Il primo passo da fare dopo aver trovato la casa ideale è quello di formulare una proposta d’acquisto in forma scritta indirizzata al venditore e versando un piccolo acconto.

L’assegno si consegna all’agenzia immobiliare quando si sottoscrive una proposta d’acquisto (o di locazione); questo ormai è una prassi consolidata perché allegare un assegno alla proposta è una forma di impegno, un modo per garantire in modo oggettivo, la serietà delle intenzioni dell’acquirente. Inoltre, nel caso in cui si concluda l’affare, il fatto che il proprietario riceva ed incassi un assegno consegnatogli dall’acquirente, è un elemento in più che consolida l’accordo preso insieme alle firme delle parti.

Normalmente l’importo dell’assegno deve essere pressoché simbolico in quanto eventualmente sarà integrato da pagamenti successivi, pertanto nella media si stabilisce un importo di circa 2-5.000€; l’assegno sarà non trasferibile ed intestato (esclusivamente) al proprietario dell’immobile che è anche il destinatario della proposta d’acquisto; come tutti gli assegni inoltre è fondamentale che sia compilato con cura in tutte le sue parti: luogo data e firma (è importante ricordare che il notaio, al momento della sottoscrizione dell’atto di vendita definitivo, chiederà una copia di tutti i pagamenti effettuati per il saldo del prezzo).

Ovviamente l’assegno che si allegherà alla proposta è un deposito fiduciario e, solo se la proposta verrà effettivamente accettata, diventerà una caparra confirmatoria.

L’assegno dovrà rimanere in custodia all’agente immobiliare (che ne sarà responsabile) per tutta la durata della trattativa, ma solitamente è autorizzato fin da subito a consegnarlo al proprietario nel caso in cui questi accetti la proposta. In questo caso comunque è utile sottolineare che la proposta si potrà effettivamente considerare conclusa nel momento in cui verrà data comunicazione al proponente dell’avvenuta accettazione entro il termine d’irrevocabilità stabilito; pertanto l’acquirente sarà anche avvisato della successiva consegna dell’assegno al proprietario.

Se invece la proposta non viene accettata entro il termine previsto o se la proposta presenta delle clausole risolutive per  eventi che non si verificano (come un mutuo che non viene concesso) l’assegno deve essere immediatamente riconsegnato all’aspirante acquirente senza alcuna deroga né ulteriori impegni o obblighi da parte sua, di alcun tipo.

Se si vuole essere sicuri di quanto appena letto è bene che tutto ciò sia anche espressamente indicato nella proposta o, meglio ancora, in un documento a parte che faccia da ricevuta e che deve contenere le casistiche ed i comportamenti adottati; si dovrà quindi indicare:

  • La proposta d’acquisto a cui l’assegno è allegato (indicando anche l’immobile, il proprietario e la data di sottoscrizione)
  • La persona che riceve l’ assegno e che lo custodisce (e firma la ricevuta)

Compito da svolgere: Nel testo sulla proposta d'acquisto, a chi deve essere intestato l'assegno allegato alla proposta?

Insieme di dati:
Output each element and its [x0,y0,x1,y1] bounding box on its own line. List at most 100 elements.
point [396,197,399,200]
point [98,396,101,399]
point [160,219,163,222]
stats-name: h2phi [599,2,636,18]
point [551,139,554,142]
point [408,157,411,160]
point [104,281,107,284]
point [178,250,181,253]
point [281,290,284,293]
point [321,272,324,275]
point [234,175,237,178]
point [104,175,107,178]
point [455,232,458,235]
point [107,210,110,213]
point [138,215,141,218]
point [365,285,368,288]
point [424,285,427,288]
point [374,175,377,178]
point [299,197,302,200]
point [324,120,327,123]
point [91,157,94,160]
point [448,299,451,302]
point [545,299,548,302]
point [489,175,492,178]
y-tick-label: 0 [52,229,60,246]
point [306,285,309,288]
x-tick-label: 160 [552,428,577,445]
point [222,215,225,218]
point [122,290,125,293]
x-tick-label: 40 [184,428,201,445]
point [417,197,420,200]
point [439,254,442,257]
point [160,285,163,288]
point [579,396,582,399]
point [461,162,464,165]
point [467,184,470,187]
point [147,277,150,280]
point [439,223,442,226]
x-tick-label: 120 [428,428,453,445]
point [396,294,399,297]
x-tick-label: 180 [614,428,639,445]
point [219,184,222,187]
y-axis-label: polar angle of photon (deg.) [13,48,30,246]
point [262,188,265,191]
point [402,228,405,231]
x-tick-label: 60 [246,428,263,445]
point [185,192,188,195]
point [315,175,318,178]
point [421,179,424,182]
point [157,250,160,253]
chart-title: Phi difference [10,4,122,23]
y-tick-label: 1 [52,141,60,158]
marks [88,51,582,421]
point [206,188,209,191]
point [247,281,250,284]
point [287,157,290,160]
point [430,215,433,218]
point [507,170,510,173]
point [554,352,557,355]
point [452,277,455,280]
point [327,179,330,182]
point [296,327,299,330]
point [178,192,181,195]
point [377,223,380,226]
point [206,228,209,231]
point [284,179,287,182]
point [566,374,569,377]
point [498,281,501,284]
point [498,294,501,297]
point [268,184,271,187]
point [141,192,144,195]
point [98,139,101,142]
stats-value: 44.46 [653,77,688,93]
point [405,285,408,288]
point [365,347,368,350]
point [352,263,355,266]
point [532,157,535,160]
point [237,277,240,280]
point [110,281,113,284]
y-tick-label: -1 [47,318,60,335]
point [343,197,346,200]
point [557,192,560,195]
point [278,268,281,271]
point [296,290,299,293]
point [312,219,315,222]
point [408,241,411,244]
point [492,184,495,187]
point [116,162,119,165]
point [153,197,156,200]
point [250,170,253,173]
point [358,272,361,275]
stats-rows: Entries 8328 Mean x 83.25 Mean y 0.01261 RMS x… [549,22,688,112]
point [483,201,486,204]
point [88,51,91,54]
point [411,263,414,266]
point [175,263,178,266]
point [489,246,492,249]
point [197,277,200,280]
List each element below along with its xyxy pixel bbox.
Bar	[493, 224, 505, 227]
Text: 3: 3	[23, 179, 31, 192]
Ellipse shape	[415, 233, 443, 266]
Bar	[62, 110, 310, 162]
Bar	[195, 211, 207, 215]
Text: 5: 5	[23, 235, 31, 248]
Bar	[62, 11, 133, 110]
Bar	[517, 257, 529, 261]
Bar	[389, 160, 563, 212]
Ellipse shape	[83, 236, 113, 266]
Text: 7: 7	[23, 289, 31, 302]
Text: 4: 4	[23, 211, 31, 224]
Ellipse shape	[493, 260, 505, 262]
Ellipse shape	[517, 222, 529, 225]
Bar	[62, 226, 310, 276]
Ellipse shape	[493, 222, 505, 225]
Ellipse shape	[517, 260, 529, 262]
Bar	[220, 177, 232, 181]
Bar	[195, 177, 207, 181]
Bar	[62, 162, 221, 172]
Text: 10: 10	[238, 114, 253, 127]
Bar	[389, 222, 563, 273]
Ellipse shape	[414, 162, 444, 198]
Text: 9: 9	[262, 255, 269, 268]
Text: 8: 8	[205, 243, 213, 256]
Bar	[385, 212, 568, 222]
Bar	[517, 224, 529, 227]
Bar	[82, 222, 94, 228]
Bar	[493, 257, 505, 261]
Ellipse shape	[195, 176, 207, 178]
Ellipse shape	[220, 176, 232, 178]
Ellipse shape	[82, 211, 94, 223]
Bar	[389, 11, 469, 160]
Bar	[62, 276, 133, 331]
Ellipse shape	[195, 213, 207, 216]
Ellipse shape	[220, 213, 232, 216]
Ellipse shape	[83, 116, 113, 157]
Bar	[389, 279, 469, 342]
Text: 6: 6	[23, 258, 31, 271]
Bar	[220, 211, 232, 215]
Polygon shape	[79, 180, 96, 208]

Soluzione del problema: L'assegno deve essere intestato esclusivamente al proprietario dell'immobile, che è anche il destinatario della proposta d'acquisto.